From the listing below, pull out every line where the string "ourselves" appears.

[Dataset excerpt]
──────────

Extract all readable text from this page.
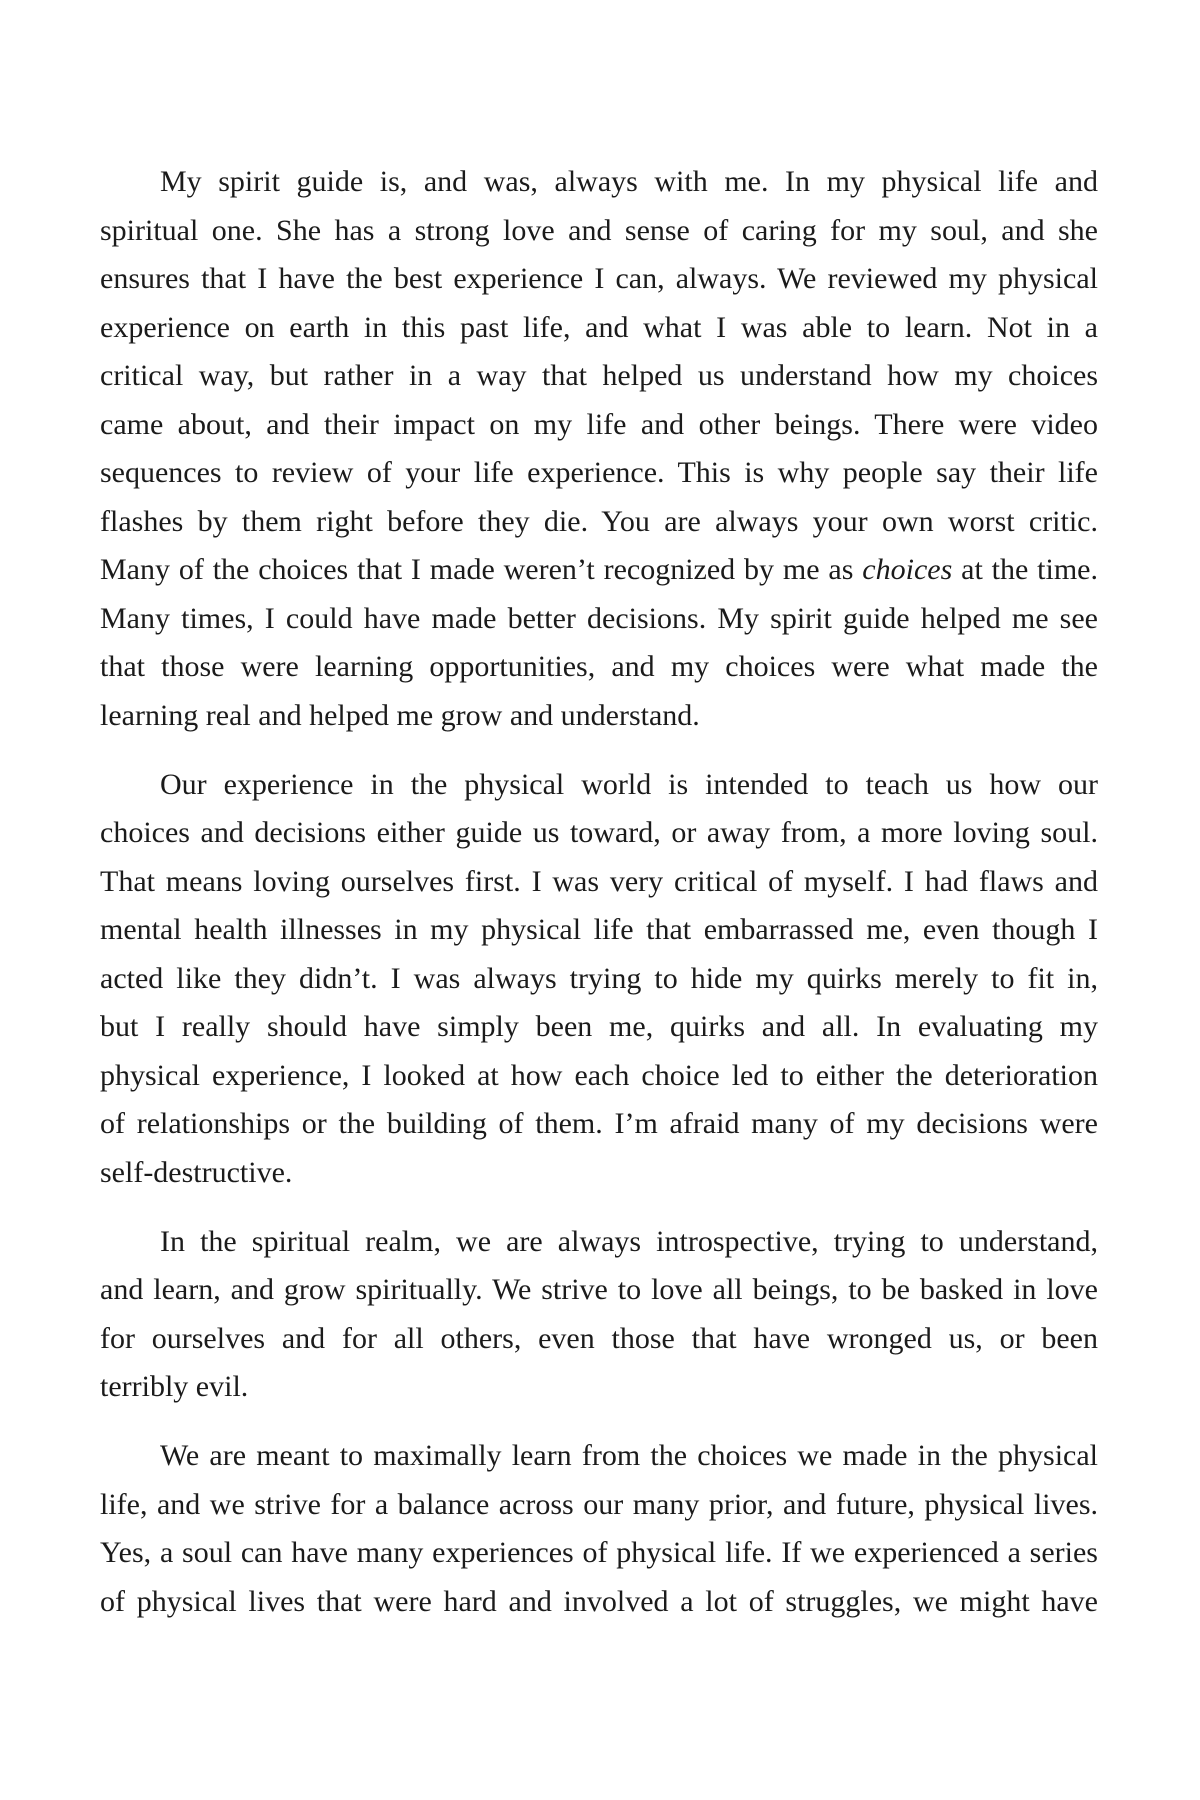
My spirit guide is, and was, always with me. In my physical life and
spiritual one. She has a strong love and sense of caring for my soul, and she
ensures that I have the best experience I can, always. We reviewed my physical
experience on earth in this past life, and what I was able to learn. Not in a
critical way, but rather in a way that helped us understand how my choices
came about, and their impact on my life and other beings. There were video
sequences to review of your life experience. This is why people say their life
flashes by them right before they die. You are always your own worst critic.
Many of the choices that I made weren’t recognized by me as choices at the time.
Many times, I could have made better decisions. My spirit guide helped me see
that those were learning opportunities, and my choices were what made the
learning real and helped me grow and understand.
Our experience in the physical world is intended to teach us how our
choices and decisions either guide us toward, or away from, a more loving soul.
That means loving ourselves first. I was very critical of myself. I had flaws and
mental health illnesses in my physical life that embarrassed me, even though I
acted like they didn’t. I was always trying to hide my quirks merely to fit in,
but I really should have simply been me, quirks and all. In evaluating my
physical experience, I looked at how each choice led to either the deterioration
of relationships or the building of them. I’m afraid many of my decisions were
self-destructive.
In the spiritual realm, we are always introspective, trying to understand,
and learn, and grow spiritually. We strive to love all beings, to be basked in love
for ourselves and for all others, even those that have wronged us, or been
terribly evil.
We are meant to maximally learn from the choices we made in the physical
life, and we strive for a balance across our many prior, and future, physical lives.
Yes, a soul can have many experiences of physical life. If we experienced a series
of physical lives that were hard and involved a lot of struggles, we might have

──────────

# Final result:
That means loving ourselves first. I was very critical of myself. I had flaws and
for ourselves and for all others, even those that have wronged us, or been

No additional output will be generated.